**To be done:** Write out the whole listing exactly as it stands.

## Start Given records

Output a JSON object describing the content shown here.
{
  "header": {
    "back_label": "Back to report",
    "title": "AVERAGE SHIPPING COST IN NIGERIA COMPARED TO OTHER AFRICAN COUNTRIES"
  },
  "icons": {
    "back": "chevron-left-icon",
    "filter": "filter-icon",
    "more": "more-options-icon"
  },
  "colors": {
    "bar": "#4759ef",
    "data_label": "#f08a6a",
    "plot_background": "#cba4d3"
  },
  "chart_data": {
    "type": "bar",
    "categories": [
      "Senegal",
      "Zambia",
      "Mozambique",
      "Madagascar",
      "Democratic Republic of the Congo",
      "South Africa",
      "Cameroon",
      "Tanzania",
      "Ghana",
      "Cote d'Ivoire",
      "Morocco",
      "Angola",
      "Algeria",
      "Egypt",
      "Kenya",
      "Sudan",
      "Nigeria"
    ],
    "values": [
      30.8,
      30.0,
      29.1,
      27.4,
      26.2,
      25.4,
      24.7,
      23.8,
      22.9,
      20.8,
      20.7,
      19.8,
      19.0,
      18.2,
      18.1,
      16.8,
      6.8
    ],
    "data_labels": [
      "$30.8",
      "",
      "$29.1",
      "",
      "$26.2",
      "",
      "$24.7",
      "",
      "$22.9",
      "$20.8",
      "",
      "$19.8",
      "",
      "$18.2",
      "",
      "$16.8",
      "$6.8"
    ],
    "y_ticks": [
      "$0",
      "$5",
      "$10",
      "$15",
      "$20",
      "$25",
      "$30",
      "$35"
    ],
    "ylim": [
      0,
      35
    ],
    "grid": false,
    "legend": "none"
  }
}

## End Given records

**Correct result:**
Output a JSON object describing the content shown here.
{
  "header": {
    "back_label": "Back to report",
    "title": "AVERAGE SHIPPING COST IN NIGERIA COMPARED TO OTHER AFRICAN COUNTRIES"
  },
  "icons": {
    "back": "chevron-left-icon",
    "filter": "filter-icon",
    "more": "more-options-icon"
  },
  "colors": {
    "bar": "#4759ef",
    "data_label": "#f08a6a",
    "plot_background": "#cba4d3"
  },
  "chart_data": {
    "type": "bar",
    "categories": [
      "Senegal",
      "Zambia",
      "Mozambique",
      "Madagascar",
      "Democratic Republic of the Congo",
      "South Africa",
      "Cameroon",
      "Tanzania",
      "Ghana",
      "Cote d'Ivoire",
      "Morocco",
      "Angola",
      "Algeria",
      "Egypt",
      "Kenya",
      "Sudan",
      "Nigeria"
    ],
    "values": [
      30.8,
      30.0,
      29.1,
      27.4,
      26.2,
      25.4,
      24.7,
      23.8,
      22.9,
      20.8,
      20.7,
      19.8,
      19.0,
      18.2,
      18.1,
      16.8,
      6.8
    ],
    "data_labels": [
      "$30.8",
      "",
      "$29.1",
      "",
      "$26.2",
      "",
      "$24.7",
      "",
      "$22.9",
      "$20.8",
      "",
      "$19.8",
      "",
      "$18.2",
      "",
      "$16.8",
      "$6.8"
    ],
    "y_ticks": [
      "$0",
      "$5",
      "$10",
      "$15",
      "$20",
      "$25",
      "$30",
      "$35"
    ],
    "ylim": [
      0,
      35
    ],
    "grid": false,
    "legend": "none"
  }
}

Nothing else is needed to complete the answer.